> _EXERCISE OBJECTIVE_
Scan the records and identify every line in which the string "structured" occurs, then return those lines.

Stored data entries:
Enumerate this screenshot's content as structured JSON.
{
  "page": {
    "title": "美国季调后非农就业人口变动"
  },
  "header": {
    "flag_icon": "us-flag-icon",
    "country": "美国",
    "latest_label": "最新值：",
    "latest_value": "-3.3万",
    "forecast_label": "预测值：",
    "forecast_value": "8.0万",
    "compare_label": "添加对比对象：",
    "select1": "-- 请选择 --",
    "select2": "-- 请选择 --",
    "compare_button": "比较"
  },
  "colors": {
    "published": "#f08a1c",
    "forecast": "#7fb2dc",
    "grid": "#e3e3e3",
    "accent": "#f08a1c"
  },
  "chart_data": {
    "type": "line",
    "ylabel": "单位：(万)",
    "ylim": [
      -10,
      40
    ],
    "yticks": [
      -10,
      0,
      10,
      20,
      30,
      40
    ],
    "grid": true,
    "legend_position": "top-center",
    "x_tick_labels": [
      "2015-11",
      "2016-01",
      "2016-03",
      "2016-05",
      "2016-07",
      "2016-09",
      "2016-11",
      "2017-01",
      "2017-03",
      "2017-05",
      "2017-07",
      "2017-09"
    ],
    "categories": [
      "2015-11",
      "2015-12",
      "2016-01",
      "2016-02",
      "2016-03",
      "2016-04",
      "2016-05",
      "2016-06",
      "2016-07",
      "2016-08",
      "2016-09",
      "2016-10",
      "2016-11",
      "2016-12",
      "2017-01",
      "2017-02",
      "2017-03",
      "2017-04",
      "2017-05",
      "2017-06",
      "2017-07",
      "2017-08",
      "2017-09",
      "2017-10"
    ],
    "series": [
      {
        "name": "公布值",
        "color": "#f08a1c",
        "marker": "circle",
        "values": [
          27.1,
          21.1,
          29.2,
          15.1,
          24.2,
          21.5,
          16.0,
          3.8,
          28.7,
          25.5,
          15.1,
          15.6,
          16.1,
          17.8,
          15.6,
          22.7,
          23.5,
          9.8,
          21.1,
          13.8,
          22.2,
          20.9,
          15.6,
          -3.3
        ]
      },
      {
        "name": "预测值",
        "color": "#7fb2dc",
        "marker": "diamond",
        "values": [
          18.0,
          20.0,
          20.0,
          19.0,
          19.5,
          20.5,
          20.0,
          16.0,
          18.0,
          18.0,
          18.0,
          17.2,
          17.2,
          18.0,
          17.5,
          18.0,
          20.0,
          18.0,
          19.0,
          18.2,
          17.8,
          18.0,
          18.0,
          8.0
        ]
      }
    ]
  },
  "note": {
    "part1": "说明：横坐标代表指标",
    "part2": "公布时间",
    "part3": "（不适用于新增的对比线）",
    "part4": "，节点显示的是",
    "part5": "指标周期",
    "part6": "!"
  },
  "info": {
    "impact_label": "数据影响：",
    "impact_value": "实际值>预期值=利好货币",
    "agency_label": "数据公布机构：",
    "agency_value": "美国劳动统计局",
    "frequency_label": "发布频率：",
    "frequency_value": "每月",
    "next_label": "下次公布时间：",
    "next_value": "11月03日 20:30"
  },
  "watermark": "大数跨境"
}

==

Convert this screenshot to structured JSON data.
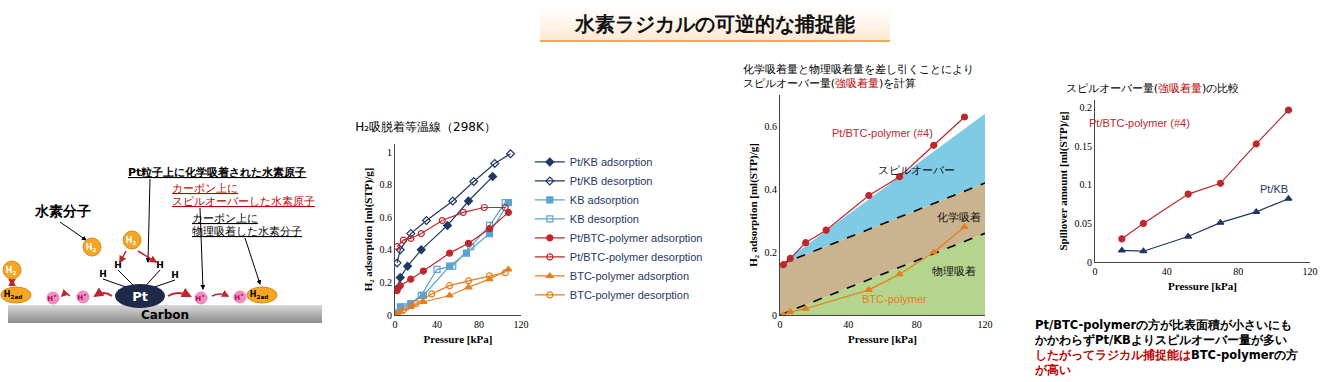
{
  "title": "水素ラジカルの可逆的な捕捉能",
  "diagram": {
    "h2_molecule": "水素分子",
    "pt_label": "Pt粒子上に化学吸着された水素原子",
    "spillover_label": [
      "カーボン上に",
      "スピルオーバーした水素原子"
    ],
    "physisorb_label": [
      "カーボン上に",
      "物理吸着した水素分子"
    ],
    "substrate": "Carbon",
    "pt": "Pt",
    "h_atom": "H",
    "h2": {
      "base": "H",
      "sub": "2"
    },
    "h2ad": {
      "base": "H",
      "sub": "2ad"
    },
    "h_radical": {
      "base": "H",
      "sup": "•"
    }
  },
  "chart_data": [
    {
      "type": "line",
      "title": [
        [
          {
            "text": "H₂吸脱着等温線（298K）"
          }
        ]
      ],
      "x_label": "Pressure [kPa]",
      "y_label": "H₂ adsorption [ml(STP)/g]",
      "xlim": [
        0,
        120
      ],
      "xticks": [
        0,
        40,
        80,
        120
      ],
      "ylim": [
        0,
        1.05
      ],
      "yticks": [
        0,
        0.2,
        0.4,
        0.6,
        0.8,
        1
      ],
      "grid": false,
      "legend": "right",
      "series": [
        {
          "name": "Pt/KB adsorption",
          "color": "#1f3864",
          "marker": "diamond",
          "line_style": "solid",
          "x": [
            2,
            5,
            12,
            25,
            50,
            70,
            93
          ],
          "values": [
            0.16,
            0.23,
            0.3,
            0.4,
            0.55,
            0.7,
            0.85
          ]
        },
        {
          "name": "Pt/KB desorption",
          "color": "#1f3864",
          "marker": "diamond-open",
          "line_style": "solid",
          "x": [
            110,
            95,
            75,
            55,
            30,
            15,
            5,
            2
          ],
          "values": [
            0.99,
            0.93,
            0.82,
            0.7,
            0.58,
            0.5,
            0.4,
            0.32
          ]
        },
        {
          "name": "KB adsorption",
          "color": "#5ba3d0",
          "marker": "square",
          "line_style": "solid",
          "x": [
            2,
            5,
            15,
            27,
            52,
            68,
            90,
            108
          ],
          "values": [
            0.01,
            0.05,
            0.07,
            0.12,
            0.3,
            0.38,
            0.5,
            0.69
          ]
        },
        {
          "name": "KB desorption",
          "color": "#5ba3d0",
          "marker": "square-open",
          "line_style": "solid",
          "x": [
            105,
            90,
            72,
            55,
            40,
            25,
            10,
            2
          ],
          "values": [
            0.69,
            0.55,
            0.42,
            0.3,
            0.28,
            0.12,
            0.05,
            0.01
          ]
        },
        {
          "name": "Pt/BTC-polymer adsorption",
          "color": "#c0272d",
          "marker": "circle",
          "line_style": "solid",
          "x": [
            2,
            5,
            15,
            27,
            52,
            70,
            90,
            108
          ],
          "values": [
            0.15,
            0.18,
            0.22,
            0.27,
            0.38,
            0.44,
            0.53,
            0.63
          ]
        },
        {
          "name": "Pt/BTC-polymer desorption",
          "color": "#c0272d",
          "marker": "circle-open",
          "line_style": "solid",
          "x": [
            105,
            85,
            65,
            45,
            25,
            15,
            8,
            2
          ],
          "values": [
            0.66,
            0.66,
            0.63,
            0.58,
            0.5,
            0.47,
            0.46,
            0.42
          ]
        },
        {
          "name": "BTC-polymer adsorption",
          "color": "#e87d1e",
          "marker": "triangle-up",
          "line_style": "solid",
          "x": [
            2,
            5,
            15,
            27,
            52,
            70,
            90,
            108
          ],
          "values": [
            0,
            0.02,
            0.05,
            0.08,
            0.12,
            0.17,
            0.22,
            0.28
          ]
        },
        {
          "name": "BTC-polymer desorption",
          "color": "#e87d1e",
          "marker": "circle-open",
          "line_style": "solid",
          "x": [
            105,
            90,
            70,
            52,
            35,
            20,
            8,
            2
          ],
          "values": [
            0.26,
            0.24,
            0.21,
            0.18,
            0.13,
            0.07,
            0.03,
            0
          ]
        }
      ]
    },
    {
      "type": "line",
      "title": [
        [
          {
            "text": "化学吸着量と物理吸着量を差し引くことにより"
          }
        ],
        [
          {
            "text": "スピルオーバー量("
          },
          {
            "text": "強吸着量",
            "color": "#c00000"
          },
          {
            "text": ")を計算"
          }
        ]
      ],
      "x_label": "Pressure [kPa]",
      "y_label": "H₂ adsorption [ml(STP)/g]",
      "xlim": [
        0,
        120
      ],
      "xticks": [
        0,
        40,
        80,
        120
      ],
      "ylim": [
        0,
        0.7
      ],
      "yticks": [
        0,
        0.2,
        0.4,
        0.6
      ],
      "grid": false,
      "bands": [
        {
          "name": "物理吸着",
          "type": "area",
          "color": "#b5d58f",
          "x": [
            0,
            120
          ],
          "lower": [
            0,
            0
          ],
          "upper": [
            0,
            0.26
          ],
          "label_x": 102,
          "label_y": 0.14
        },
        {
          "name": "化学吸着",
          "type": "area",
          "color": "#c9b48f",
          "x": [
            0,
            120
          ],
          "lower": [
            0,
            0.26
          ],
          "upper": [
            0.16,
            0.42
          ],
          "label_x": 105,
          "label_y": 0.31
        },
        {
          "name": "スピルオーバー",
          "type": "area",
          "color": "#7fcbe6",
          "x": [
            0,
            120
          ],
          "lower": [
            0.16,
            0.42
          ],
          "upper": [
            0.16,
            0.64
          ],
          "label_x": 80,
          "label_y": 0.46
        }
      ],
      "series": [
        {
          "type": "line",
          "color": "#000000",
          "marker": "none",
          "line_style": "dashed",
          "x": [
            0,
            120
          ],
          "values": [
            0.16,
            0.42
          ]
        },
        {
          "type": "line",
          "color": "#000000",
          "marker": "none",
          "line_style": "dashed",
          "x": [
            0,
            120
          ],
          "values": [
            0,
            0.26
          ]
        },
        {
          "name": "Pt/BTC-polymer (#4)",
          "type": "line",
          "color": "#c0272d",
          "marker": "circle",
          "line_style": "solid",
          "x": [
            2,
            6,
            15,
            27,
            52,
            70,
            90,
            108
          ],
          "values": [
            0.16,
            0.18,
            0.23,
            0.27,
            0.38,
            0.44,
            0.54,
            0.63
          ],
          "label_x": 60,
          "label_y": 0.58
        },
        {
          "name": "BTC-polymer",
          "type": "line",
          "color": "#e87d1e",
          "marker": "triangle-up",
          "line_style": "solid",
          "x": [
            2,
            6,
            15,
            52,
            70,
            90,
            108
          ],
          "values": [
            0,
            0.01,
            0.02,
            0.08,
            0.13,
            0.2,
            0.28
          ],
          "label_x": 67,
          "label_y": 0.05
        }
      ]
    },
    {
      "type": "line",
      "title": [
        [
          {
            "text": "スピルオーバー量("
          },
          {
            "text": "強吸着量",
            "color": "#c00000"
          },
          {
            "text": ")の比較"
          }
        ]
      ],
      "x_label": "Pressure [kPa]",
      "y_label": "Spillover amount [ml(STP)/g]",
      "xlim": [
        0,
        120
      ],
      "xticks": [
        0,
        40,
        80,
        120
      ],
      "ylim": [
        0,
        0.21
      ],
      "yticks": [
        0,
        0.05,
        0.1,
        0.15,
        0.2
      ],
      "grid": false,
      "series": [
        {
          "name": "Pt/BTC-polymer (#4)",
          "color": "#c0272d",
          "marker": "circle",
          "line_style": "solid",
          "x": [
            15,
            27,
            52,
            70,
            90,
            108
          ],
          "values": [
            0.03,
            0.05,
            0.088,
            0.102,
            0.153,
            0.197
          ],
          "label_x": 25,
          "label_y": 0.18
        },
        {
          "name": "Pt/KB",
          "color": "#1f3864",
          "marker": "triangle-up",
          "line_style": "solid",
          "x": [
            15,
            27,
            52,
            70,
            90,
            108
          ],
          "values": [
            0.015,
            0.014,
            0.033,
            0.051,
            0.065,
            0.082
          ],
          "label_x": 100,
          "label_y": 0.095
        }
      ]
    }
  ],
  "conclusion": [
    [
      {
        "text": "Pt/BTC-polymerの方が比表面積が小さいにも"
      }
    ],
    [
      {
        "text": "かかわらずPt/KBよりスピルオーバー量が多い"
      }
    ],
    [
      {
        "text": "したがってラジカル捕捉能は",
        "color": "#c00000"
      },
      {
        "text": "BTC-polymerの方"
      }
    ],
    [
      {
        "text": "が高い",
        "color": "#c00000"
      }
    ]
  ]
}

> _EXPECTED OUTPUT_
Enumerate this screenshot's content as structured JSON.
Convert this screenshot to structured JSON data.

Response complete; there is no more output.